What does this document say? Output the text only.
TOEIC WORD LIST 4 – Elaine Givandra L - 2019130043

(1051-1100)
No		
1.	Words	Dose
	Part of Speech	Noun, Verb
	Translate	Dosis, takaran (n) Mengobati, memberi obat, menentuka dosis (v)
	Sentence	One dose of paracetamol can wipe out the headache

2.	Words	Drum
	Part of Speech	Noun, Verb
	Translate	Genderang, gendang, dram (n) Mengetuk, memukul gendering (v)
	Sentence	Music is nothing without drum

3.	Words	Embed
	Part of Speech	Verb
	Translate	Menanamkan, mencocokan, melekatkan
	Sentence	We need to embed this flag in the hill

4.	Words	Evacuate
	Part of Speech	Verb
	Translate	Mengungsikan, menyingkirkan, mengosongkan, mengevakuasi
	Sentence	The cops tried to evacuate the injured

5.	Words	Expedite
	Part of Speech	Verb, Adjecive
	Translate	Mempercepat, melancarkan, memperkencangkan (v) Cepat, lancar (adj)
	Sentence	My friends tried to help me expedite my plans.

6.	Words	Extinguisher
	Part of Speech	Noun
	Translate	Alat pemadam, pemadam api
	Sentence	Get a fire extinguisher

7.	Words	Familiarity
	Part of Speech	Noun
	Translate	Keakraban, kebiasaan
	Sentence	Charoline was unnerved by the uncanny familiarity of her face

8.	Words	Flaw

◆ ◆ ◆ ◆ ◆ ◆ ◆

◆ Task description ◆
Retype each record exactly, leaving nothing out.

◆ Solved exercise ◆
What does this document say? Output the text only.
TOEIC WORD LIST 4 – Elaine Givandra L - 2019130043

(1051-1100)
No		
1.	Words	Dose
	Part of Speech	Noun, Verb
	Translate	Dosis, takaran (n) Mengobati, memberi obat, menentuka dosis (v)
	Sentence	One dose of paracetamol can wipe out the headache

2.	Words	Drum
	Part of Speech	Noun, Verb
	Translate	Genderang, gendang, dram (n) Mengetuk, memukul gendering (v)
	Sentence	Music is nothing without drum

3.	Words	Embed
	Part of Speech	Verb
	Translate	Menanamkan, mencocokan, melekatkan
	Sentence	We need to embed this flag in the hill

4.	Words	Evacuate
	Part of Speech	Verb
	Translate	Mengungsikan, menyingkirkan, mengosongkan, mengevakuasi
	Sentence	The cops tried to evacuate the injured

5.	Words	Expedite
	Part of Speech	Verb, Adjecive
	Translate	Mempercepat, melancarkan, memperkencangkan (v) Cepat, lancar (adj)
	Sentence	My friends tried to help me expedite my plans.

6.	Words	Extinguisher
	Part of Speech	Noun
	Translate	Alat pemadam, pemadam api
	Sentence	Get a fire extinguisher

7.	Words	Familiarity
	Part of Speech	Noun
	Translate	Keakraban, kebiasaan
	Sentence	Charoline was unnerved by the uncanny familiarity of her face

8.	Words	Flaw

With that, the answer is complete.